Goal of the exercise: Write the records below out in full, character for character, with no pictures.
========================
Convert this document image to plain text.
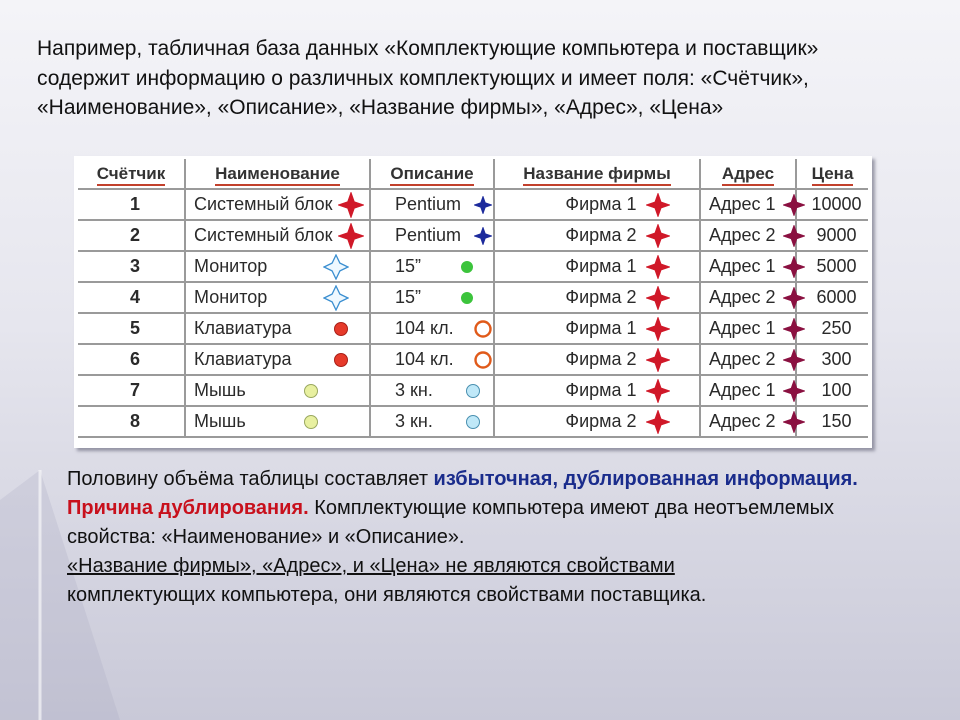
Например, табличная база данных «Комплектующие компьютера и поставщик» содержит информацию о различных комплектующих и имеет поля: «Счётчик», «Наименование», «Описание», «Название фирмы», «Адрес», «Цена»
Счётчик	Наименование	Описание	Название фирмы	Адрес	Цена
1	Системный блок	Pentium	Фирма 1	Адрес 1	10000
2	Системный блок	Pentium	Фирма 2	Адрес 2	9000
3	Монитор	15”	Фирма 1	Адрес 1	5000
4	Монитор	15”	Фирма 2	Адрес 2	6000
5	Клавиатура	104 кл.	Фирма 1	Адрес 1	250
6	Клавиатура	104 кл.	Фирма 2	Адрес 2	300
7	Мышь	3 кн.	Фирма 1	Адрес 1	100
8	Мышь	3 кн.	Фирма 2	Адрес 2	150
Половину объёма таблицы составляет избыточная, дублированная информация.
Причина дублирования. Комплектующие компьютера имеют два неотъемлемых свойства: «Наименование» и «Описание».
«Название фирмы», «Адрес», и «Цена» не являются свойствами
комплектующих компьютера, они являются свойствами поставщика.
========================
Expected output:
Convert this document image to plain text.
Например, табличная база данных «Комплектующие компьютера и поставщик» содержит информацию о различных комплектующих и имеет поля: «Счётчик», «Наименование», «Описание», «Название фирмы», «Адрес», «Цена»
Счётчик	Наименование	Описание	Название фирмы	Адрес	Цена
1	Системный блок	Pentium	Фирма 1	Адрес 1	10000
2	Системный блок	Pentium	Фирма 2	Адрес 2	9000
3	Монитор	15”	Фирма 1	Адрес 1	5000
4	Монитор	15”	Фирма 2	Адрес 2	6000
5	Клавиатура	104 кл.	Фирма 1	Адрес 1	250
6	Клавиатура	104 кл.	Фирма 2	Адрес 2	300
7	Мышь	3 кн.	Фирма 1	Адрес 1	100
8	Мышь	3 кн.	Фирма 2	Адрес 2	150
Половину объёма таблицы составляет избыточная, дублированная информация.
Причина дублирования. Комплектующие компьютера имеют два неотъемлемых свойства: «Наименование» и «Описание».
«Название фирмы», «Адрес», и «Цена» не являются свойствами
комплектующих компьютера, они являются свойствами поставщика.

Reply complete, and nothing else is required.